▶ **TEXT TO READ**
_ _ _ _
If Language Counters that ‘Single Story’

One of Our Oldies….Enjoy!

Nsibidi 15th Century writing sytem consisting of Used among the Ekoi, Efik, Igbo...













Power is the ability not just to tell the story of another person, but to make it the definitive story of that person. The Palestinian poet Mourid Barghouti writes that if you want to dispossess a people, the simplest way to do it is to tell their story, and to start with, “secondly.” Start the story with the arrows of the Native Americans and not with the arrival of the British, and you have and entirely different story. Start the story with the failure of the African state, and not with the colonial creation of the African state, and you have an entirely different story. (Chimamanda Adichie)

Adinkra Symbols~ Ghana (switchworks-Jackie)

I have always been of the opinion that the main ingredients that fashion the concept of a narrative this day in age are Media and the technology of Language. Yes language is an ancient, yet continuously relevant technology that is fundamental to human existence. I’m certain that it comes as no surprise when I state the claim that the African Narrative in Western media and culture leaves much to be desired. Western media remains one of the “few” monarchies left, so much so that what ever is broadcast seems unequivocal, hence creating the single story Chimamanda Adichie speaks of.

With the ability to persuade the mass about world ‘truths’ and events, comes great responsibility. The issue then is how much responsibility does western media take for the stories and ‘truths’ it relays concerning the African experience? We live in the year 2011 where sophisticated technologies keep emerging to make life ‘easier’, and to make narrating our own stories less arduous. The West has decided on how Africa is portrayed, but how has Africa decided to portray Herself in this digital age? We can utilize the constantly emerging technologies to tell our story and/or, we can make use of the basic fundamental technology  which has shaped our identity since our beginning of our existence, Language. If you chip away that which is fundamental, you’re building your house on sand.
_ _ _ _
▶ **SOURCE MATERIAL**
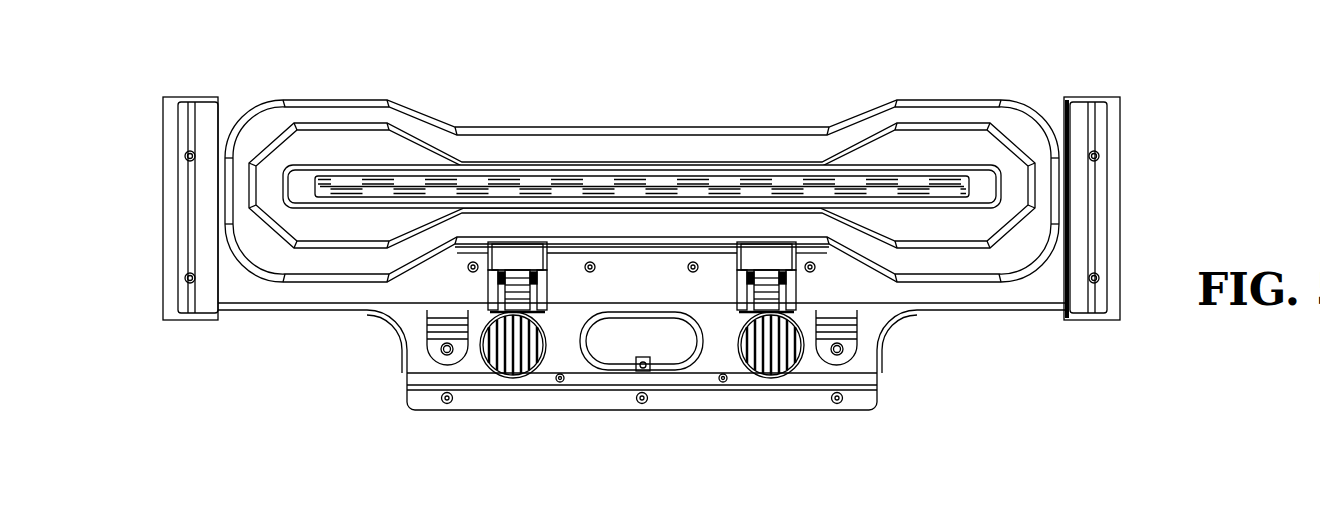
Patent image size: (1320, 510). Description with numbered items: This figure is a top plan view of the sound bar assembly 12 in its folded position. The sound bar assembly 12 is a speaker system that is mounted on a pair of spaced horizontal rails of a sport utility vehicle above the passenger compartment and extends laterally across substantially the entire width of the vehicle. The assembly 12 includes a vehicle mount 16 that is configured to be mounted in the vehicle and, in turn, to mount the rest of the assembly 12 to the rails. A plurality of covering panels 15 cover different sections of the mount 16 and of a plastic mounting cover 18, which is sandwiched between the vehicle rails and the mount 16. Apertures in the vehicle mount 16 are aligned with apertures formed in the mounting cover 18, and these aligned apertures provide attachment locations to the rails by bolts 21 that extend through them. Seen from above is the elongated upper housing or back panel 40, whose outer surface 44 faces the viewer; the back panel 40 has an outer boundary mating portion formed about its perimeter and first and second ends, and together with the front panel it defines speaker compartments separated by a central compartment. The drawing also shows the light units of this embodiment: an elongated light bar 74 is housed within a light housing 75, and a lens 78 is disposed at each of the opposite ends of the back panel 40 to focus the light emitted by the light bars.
_ _ _ _
▶ **EXERCISE BRIEF**
Resume the essay on language and the African narrative, starting right after its final sentence. The material after the text is not used here.

▶ **TASK RESPONSE**
Why should Africans bother changing the Western narrative of themselves, when they are not convinced about the value of their stories and culture. You grow up with parents who don’t teach you your native language, they tell you that speaking Patois or Pidgin will ruin your English, then your teachers will flog the living day light out of you if you speak Igbo or Kinyarwanda in school. How  many Shakespeare books have been translated to Wolof ? how many Jane Austin books have been translated to Yoruba? How many Western books have been translated to enrich African culture? Yet we write our stories in Western languages to enrich Western culture, and prohibit our children from speaking our language in our schools. Language is part of identity erasing African language is erasing African identity. Without our identity how can we oppose the identity we are given by our former colonizers, the West?

If we are to preserve our identity as a people we must preserve our language or look back years from now with regret, asking ourselves these very questions “How did we arrive at this acceptance of ‘the fatalistic logic of the unassailable position of English in our literature,’ in our culture and in our politics? [. . .] How did we, as African writers, come to be so feeble in our claims on other languages, particularly the languages of our colonization?” Ngugi Wa Thiong ‘ O

The West continues to persuade the world about our experience through their single story. The enslaved African’s colonial mentality continues to unconsciously or consciously perpetrate our single story. So I guess if language conquers that single story, it is in the African’s interest to make at least a modest contribution to promoting and valuing that which is part of our identity, our language.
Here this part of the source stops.